• Exercise data:
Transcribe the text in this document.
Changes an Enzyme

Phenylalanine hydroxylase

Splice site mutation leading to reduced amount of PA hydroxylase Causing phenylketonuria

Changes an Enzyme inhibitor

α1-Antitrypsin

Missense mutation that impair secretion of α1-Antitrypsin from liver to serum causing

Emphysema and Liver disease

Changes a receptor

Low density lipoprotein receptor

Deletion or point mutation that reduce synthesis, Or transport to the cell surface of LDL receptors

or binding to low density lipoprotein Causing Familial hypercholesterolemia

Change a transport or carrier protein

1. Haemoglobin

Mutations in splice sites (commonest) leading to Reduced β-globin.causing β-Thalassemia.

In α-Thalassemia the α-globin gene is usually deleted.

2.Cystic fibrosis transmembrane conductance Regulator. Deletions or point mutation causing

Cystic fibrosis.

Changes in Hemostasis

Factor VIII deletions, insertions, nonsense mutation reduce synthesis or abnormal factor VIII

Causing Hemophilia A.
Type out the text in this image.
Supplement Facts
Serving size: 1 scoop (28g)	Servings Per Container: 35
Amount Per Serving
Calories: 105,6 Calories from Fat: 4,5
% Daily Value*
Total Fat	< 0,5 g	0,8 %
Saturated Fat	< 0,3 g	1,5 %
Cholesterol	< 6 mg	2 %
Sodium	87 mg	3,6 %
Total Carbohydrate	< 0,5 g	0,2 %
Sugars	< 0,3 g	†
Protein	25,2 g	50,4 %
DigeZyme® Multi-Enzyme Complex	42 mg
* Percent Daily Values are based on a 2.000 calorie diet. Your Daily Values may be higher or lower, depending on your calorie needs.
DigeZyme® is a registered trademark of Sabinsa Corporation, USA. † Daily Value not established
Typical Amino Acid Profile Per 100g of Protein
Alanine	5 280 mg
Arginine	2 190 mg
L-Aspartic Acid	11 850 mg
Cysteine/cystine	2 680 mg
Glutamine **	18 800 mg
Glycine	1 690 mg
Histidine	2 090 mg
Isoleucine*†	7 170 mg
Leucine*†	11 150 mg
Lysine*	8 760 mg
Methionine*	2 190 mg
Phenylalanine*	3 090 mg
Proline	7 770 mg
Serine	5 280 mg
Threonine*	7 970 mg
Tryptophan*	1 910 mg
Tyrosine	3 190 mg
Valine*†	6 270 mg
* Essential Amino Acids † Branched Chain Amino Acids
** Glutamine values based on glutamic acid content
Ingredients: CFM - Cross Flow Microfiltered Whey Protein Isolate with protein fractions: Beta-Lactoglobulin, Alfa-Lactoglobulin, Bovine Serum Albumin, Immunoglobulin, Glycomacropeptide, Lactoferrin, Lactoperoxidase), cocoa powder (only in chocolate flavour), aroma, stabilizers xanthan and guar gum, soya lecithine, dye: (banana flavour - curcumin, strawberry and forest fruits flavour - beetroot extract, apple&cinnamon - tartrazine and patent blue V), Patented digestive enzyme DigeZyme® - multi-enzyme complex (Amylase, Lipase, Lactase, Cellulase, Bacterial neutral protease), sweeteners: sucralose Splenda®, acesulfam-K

• What is required: Each line in the listing above that contains "Daily" should be copied.

• Problem solution:
% Daily Value*
* Percent Daily Values are based on a 2.000 calorie diet. Your Daily Values may be higher or lower, depending on your calorie needs.
DigeZyme® is a registered trademark of Sabinsa Corporation, USA. † Daily Value not established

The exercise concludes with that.